* **WHAT TO DO**:
Give the count of lines containing the string "http", with no other output.

··· SOURCE MATERIAL

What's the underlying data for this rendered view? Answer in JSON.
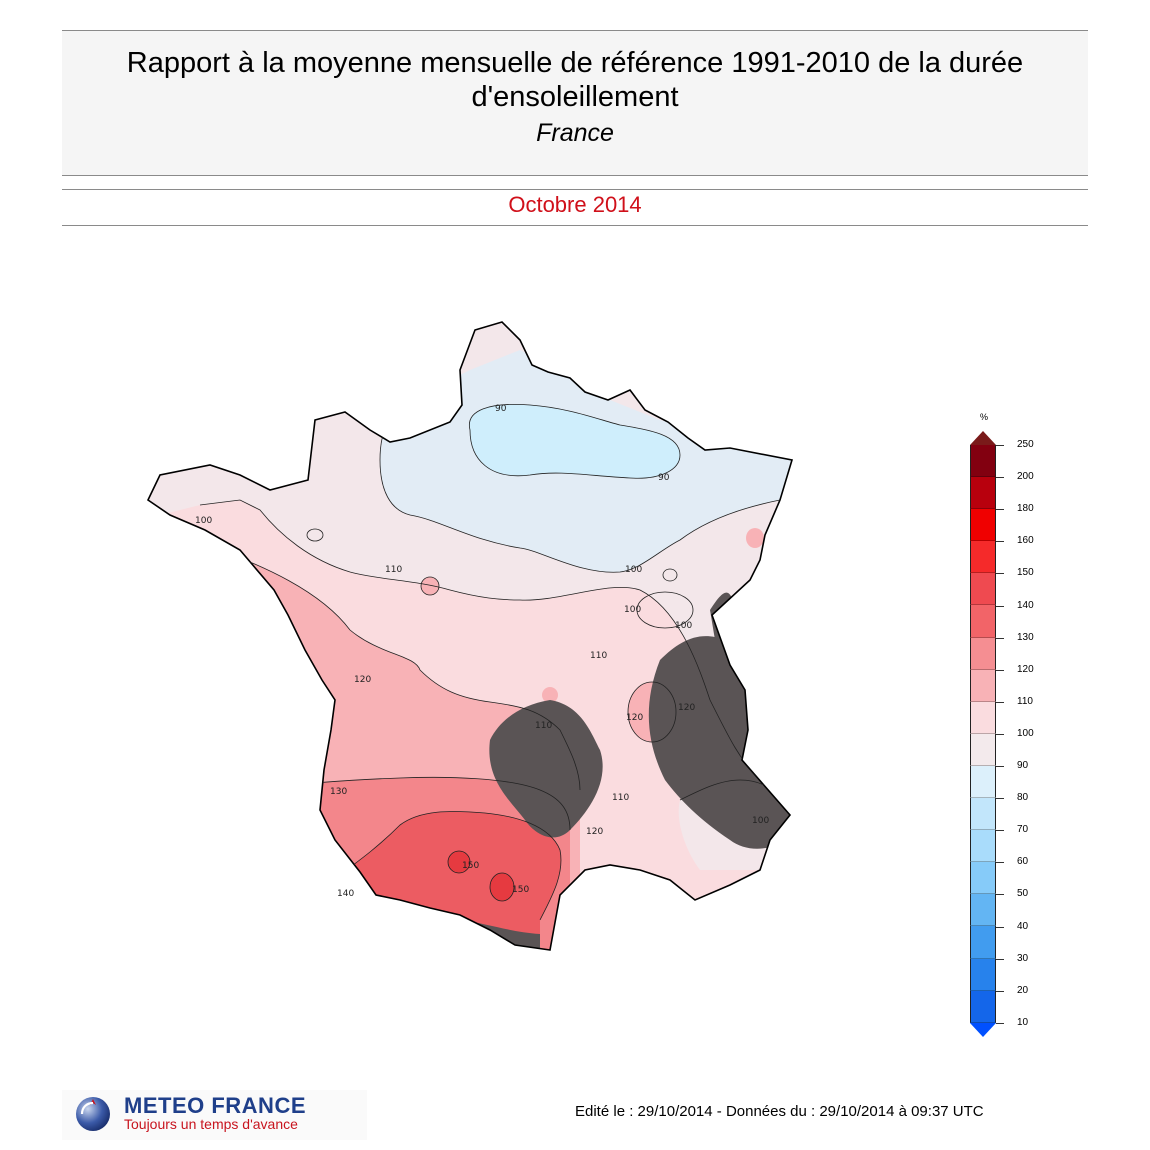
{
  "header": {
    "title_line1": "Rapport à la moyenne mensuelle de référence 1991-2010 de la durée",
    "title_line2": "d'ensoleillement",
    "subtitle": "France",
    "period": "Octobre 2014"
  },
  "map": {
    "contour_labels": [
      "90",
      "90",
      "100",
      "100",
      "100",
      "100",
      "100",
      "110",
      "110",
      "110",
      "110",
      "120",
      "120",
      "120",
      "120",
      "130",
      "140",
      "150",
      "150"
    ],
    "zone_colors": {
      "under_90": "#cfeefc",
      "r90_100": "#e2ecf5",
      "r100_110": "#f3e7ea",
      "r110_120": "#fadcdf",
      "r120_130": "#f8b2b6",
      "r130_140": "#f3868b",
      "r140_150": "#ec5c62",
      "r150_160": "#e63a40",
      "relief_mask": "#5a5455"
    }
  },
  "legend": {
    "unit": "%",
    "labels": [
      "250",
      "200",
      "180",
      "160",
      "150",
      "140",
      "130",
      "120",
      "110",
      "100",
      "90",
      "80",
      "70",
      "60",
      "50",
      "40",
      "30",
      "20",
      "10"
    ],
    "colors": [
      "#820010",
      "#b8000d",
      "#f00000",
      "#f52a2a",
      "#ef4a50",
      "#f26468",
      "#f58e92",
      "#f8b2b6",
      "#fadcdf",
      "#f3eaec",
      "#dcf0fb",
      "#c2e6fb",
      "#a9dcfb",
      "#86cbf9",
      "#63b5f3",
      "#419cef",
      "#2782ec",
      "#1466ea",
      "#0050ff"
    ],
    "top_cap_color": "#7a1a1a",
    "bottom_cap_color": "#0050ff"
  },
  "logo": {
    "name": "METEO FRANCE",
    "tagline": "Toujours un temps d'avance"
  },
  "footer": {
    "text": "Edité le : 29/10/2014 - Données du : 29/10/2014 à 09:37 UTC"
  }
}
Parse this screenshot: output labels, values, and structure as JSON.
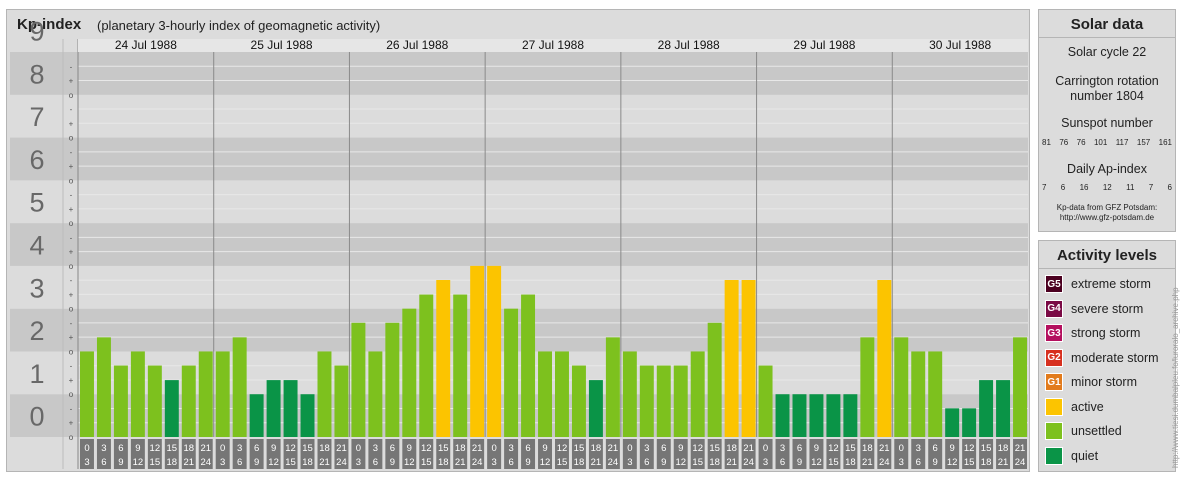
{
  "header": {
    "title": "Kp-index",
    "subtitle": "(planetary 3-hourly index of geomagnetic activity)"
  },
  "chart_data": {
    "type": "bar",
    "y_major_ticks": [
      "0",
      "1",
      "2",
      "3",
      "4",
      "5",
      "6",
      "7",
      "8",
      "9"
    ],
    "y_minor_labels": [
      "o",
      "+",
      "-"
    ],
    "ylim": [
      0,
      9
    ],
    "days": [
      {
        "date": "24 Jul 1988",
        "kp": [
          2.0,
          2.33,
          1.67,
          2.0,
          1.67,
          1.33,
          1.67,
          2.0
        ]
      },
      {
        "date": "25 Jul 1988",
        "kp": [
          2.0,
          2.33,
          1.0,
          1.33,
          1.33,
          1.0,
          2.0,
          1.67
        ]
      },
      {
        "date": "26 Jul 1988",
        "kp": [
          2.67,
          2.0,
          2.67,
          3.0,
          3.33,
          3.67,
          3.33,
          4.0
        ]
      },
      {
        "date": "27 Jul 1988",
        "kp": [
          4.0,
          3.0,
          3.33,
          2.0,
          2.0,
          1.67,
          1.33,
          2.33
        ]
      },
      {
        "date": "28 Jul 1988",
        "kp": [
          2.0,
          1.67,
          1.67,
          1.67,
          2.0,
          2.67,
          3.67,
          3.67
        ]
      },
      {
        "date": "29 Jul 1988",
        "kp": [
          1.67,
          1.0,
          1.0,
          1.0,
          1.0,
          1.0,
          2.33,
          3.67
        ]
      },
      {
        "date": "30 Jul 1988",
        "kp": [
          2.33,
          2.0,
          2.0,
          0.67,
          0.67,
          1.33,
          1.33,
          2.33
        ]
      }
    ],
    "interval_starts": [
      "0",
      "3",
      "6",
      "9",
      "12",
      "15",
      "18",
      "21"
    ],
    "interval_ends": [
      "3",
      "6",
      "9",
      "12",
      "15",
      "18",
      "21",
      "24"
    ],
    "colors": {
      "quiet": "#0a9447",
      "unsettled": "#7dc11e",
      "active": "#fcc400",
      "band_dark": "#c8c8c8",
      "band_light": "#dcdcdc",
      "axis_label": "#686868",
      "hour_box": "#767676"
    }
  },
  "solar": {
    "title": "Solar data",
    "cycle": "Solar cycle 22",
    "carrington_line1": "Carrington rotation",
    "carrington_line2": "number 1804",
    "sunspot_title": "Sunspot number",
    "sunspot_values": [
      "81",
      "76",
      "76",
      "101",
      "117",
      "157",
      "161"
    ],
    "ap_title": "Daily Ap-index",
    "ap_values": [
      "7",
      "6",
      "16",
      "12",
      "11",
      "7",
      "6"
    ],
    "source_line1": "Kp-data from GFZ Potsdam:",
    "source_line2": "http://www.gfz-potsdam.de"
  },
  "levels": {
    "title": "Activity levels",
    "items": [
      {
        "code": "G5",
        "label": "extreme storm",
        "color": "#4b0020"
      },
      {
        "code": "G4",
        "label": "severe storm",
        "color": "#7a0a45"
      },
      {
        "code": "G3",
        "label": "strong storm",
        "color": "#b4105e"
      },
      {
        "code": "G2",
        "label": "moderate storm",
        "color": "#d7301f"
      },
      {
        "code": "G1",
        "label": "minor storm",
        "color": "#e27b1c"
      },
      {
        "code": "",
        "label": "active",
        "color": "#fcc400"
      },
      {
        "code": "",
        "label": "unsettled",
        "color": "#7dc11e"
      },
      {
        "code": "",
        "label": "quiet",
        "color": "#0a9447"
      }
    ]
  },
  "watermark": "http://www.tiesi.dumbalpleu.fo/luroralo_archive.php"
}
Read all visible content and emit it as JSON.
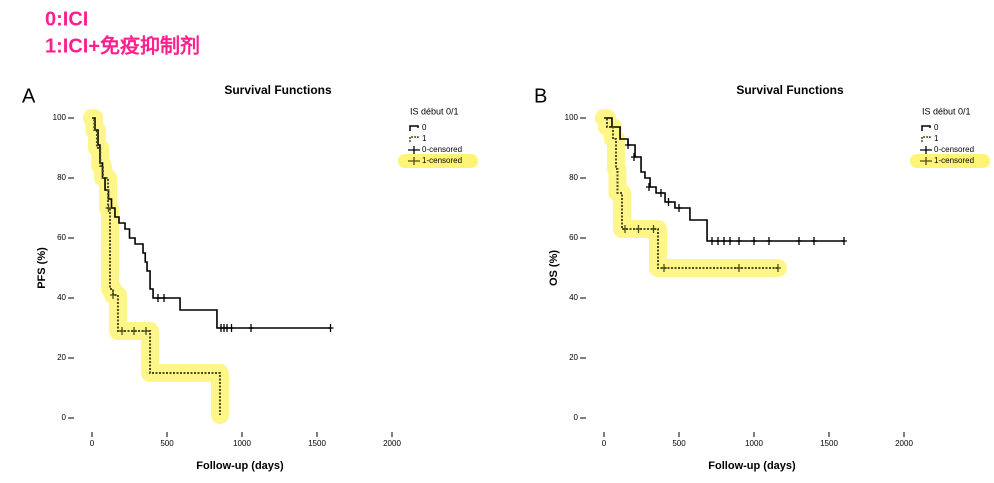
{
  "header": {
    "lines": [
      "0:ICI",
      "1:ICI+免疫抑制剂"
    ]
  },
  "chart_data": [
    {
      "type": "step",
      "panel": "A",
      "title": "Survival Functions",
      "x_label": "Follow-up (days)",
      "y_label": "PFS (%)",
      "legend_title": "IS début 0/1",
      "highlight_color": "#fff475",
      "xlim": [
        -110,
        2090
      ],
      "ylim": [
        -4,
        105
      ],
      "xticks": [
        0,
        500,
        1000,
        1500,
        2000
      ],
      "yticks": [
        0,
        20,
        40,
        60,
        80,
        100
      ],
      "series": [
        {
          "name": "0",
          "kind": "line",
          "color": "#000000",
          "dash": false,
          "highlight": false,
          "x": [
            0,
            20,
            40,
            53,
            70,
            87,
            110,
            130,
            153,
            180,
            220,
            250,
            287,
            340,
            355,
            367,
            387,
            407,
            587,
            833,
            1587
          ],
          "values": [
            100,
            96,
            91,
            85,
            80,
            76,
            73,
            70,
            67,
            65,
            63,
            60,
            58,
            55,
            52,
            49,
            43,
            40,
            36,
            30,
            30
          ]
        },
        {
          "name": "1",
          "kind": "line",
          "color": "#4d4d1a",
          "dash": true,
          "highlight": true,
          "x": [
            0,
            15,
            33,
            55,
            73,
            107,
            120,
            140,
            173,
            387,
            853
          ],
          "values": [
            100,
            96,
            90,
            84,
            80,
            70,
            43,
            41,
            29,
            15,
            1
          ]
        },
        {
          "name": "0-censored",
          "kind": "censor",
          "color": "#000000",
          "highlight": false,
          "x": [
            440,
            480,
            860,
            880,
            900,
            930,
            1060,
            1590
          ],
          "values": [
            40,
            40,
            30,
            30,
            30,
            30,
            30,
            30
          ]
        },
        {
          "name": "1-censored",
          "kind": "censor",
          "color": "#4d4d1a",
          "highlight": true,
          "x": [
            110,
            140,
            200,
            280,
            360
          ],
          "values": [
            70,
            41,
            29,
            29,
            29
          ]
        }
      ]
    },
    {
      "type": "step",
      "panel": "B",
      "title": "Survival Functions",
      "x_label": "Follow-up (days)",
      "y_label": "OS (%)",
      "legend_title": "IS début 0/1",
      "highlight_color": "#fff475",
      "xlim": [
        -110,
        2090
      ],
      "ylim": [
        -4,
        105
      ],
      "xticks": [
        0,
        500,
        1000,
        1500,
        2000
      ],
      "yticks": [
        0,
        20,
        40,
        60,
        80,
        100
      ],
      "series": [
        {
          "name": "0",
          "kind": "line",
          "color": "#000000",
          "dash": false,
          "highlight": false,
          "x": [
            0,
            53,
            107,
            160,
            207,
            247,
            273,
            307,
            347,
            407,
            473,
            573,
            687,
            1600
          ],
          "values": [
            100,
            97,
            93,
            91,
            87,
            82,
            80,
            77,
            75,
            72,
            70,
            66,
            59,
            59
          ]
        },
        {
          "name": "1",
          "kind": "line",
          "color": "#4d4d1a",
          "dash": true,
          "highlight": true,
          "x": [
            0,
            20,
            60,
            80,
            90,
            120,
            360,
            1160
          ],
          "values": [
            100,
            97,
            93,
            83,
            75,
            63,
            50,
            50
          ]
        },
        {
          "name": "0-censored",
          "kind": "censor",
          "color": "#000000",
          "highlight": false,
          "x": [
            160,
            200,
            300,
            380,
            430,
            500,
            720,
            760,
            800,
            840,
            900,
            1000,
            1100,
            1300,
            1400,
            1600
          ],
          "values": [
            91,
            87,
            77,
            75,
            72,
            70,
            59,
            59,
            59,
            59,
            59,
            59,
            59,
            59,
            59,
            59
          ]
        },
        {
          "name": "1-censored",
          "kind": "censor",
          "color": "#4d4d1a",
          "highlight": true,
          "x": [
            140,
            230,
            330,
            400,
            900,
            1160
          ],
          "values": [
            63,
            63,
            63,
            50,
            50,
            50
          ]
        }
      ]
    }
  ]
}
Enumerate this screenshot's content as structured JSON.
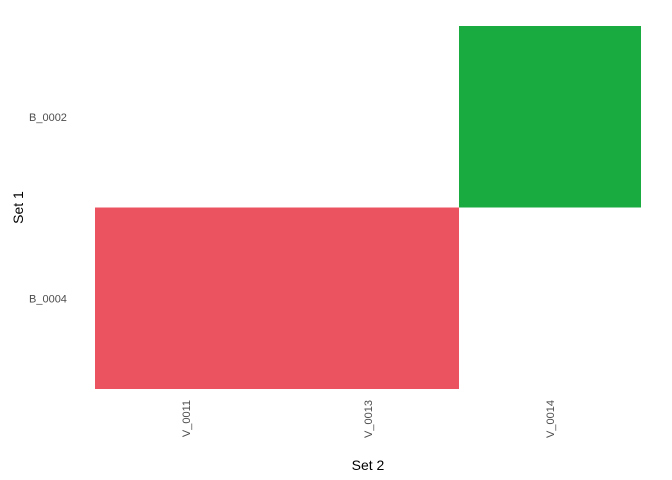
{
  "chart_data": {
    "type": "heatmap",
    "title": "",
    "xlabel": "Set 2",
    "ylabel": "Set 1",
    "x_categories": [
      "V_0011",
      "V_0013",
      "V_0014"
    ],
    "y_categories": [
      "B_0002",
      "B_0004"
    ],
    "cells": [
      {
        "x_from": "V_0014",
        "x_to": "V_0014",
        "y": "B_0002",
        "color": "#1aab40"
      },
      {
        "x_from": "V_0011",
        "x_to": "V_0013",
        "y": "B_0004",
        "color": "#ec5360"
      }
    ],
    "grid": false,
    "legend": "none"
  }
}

······

* **ANSWER TO THIS TASK**:
2